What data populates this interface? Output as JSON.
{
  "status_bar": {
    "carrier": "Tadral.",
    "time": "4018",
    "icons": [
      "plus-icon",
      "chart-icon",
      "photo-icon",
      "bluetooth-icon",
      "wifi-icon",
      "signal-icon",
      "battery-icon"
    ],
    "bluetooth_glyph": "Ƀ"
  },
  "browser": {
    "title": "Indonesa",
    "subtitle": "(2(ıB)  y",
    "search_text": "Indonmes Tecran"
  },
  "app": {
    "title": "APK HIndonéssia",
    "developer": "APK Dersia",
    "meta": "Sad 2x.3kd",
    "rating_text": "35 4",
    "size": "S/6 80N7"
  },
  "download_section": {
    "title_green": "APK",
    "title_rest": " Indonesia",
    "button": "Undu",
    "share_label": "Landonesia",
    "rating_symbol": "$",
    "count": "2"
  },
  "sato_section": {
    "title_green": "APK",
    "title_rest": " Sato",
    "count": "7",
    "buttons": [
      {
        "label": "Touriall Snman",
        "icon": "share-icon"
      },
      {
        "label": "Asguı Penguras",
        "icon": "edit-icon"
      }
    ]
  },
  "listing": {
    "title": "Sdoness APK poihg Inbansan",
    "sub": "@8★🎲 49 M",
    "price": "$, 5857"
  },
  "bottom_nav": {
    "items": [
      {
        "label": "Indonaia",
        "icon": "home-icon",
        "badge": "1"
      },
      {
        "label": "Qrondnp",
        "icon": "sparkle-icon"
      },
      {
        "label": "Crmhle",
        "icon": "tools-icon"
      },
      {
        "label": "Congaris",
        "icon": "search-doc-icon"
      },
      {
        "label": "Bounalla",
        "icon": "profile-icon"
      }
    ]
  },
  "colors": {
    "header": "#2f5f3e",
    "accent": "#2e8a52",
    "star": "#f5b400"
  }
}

* * *

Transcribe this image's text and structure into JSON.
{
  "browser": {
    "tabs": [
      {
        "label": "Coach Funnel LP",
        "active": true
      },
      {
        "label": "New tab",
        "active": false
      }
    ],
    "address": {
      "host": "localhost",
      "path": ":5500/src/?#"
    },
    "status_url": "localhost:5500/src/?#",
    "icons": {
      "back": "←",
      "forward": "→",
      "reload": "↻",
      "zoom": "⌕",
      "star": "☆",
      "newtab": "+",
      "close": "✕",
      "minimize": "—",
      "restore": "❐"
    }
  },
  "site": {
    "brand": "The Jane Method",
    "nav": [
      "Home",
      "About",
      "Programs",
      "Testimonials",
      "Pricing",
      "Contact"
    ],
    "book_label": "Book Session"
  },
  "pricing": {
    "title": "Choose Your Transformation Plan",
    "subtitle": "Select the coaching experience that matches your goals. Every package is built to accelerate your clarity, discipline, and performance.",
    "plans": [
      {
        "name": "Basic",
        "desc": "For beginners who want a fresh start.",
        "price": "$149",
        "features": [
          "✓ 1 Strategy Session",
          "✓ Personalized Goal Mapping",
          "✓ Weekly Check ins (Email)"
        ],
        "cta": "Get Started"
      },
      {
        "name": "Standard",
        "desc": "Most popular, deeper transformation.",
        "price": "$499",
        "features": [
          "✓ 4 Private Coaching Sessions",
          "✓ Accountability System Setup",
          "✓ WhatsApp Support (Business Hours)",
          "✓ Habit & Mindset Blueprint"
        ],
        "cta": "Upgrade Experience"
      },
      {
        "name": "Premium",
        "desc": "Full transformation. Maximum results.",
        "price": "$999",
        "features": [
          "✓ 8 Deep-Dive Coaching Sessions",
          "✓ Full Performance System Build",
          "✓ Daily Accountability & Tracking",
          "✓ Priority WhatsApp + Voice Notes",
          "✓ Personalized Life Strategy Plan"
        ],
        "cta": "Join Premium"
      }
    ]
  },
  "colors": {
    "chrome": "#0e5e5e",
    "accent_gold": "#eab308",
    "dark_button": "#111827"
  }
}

...

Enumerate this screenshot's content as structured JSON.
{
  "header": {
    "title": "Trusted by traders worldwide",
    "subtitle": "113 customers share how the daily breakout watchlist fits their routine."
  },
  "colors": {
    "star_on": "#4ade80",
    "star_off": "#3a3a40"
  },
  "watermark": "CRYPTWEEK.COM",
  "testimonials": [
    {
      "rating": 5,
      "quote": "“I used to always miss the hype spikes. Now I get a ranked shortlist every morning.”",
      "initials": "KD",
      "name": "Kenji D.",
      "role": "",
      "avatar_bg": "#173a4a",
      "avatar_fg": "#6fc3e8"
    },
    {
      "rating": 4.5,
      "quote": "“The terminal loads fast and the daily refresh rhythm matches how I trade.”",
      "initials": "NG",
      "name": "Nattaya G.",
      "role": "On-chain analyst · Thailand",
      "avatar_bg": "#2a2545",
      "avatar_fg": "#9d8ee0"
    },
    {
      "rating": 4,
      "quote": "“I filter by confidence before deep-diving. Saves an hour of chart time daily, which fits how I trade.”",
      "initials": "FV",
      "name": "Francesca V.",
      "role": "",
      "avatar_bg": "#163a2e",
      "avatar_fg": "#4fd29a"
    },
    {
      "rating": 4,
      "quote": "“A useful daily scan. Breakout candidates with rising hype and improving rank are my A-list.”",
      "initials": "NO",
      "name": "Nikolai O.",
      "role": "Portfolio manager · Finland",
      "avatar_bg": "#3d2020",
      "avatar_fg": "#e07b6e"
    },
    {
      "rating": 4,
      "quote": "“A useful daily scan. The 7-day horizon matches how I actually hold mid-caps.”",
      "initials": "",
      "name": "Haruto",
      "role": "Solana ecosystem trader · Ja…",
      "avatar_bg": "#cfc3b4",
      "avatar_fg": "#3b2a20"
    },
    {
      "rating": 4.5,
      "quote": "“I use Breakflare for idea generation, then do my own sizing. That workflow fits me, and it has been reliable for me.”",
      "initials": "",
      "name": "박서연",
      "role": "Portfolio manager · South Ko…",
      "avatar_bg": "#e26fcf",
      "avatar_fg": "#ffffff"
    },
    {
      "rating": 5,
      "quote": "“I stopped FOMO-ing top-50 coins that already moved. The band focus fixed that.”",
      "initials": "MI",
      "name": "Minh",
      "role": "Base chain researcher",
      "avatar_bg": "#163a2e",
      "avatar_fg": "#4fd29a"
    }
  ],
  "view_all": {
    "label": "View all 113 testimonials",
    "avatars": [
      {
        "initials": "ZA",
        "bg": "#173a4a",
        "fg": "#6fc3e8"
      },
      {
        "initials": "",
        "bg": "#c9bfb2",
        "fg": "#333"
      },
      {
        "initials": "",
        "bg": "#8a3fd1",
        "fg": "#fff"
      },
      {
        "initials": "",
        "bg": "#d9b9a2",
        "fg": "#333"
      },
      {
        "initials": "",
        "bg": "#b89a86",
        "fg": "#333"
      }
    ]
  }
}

▸ **SET TASK**
All lines above containing the string "localhost" are to be collected.

▸ **OUTPUT**
      "host": "localhost",
    "status_url": "localhost:5500/src/?#",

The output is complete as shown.